• PROVIDED MATERIAL
+-------+
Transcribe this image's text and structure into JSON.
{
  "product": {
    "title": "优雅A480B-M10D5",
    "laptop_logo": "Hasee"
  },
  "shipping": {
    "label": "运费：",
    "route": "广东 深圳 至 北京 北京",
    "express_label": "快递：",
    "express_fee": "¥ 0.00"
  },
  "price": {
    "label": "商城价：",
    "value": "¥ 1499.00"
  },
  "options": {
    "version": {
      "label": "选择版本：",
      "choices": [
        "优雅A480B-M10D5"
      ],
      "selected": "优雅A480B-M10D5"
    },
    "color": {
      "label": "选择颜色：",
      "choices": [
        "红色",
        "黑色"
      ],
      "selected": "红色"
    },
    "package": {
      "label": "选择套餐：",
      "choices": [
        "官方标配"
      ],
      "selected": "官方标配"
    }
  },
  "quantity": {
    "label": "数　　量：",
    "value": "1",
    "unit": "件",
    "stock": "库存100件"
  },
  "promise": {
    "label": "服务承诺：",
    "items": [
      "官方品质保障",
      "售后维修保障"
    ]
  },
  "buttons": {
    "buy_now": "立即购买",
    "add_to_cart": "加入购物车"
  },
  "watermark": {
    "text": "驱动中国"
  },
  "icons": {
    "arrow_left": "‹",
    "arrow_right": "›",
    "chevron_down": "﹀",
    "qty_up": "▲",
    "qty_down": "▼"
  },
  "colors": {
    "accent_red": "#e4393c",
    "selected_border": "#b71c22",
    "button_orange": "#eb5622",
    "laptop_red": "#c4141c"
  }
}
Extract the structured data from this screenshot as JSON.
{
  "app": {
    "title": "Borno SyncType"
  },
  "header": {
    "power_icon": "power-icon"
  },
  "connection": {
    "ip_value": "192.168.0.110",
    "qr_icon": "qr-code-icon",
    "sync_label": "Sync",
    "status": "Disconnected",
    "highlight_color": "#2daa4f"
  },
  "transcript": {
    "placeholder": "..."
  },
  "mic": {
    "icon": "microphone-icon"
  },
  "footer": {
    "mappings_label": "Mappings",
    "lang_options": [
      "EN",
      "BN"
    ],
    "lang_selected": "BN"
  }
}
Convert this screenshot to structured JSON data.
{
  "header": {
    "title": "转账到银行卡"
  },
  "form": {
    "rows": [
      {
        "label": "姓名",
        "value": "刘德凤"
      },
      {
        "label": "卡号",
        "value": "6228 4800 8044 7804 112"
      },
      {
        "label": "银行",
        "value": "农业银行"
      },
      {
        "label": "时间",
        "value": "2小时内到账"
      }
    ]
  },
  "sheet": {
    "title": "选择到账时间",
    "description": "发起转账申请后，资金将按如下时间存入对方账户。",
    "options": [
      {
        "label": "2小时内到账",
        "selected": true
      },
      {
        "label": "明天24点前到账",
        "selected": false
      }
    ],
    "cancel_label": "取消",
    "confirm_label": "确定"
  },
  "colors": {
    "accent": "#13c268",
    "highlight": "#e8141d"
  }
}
+-------+
• TASK TO CARRY OUT
Print the complete listing again, exactly as it stands.

• THE REPLY
Transcribe this image's text and structure into JSON.
{
  "product": {
    "title": "优雅A480B-M10D5",
    "laptop_logo": "Hasee"
  },
  "shipping": {
    "label": "运费：",
    "route": "广东 深圳 至 北京 北京",
    "express_label": "快递：",
    "express_fee": "¥ 0.00"
  },
  "price": {
    "label": "商城价：",
    "value": "¥ 1499.00"
  },
  "options": {
    "version": {
      "label": "选择版本：",
      "choices": [
        "优雅A480B-M10D5"
      ],
      "selected": "优雅A480B-M10D5"
    },
    "color": {
      "label": "选择颜色：",
      "choices": [
        "红色",
        "黑色"
      ],
      "selected": "红色"
    },
    "package": {
      "label": "选择套餐：",
      "choices": [
        "官方标配"
      ],
      "selected": "官方标配"
    }
  },
  "quantity": {
    "label": "数　　量：",
    "value": "1",
    "unit": "件",
    "stock": "库存100件"
  },
  "promise": {
    "label": "服务承诺：",
    "items": [
      "官方品质保障",
      "售后维修保障"
    ]
  },
  "buttons": {
    "buy_now": "立即购买",
    "add_to_cart": "加入购物车"
  },
  "watermark": {
    "text": "驱动中国"
  },
  "icons": {
    "arrow_left": "‹",
    "arrow_right": "›",
    "chevron_down": "﹀",
    "qty_up": "▲",
    "qty_down": "▼"
  },
  "colors": {
    "accent_red": "#e4393c",
    "selected_border": "#b71c22",
    "button_orange": "#eb5622",
    "laptop_red": "#c4141c"
  }
}
Extract the structured data from this screenshot as JSON.
{
  "app": {
    "title": "Borno SyncType"
  },
  "header": {
    "power_icon": "power-icon"
  },
  "connection": {
    "ip_value": "192.168.0.110",
    "qr_icon": "qr-code-icon",
    "sync_label": "Sync",
    "status": "Disconnected",
    "highlight_color": "#2daa4f"
  },
  "transcript": {
    "placeholder": "..."
  },
  "mic": {
    "icon": "microphone-icon"
  },
  "footer": {
    "mappings_label": "Mappings",
    "lang_options": [
      "EN",
      "BN"
    ],
    "lang_selected": "BN"
  }
}
Convert this screenshot to structured JSON data.
{
  "header": {
    "title": "转账到银行卡"
  },
  "form": {
    "rows": [
      {
        "label": "姓名",
        "value": "刘德凤"
      },
      {
        "label": "卡号",
        "value": "6228 4800 8044 7804 112"
      },
      {
        "label": "银行",
        "value": "农业银行"
      },
      {
        "label": "时间",
        "value": "2小时内到账"
      }
    ]
  },
  "sheet": {
    "title": "选择到账时间",
    "description": "发起转账申请后，资金将按如下时间存入对方账户。",
    "options": [
      {
        "label": "2小时内到账",
        "selected": true
      },
      {
        "label": "明天24点前到账",
        "selected": false
      }
    ],
    "cancel_label": "取消",
    "confirm_label": "确定"
  },
  "colors": {
    "accent": "#13c268",
    "highlight": "#e8141d"
  }
}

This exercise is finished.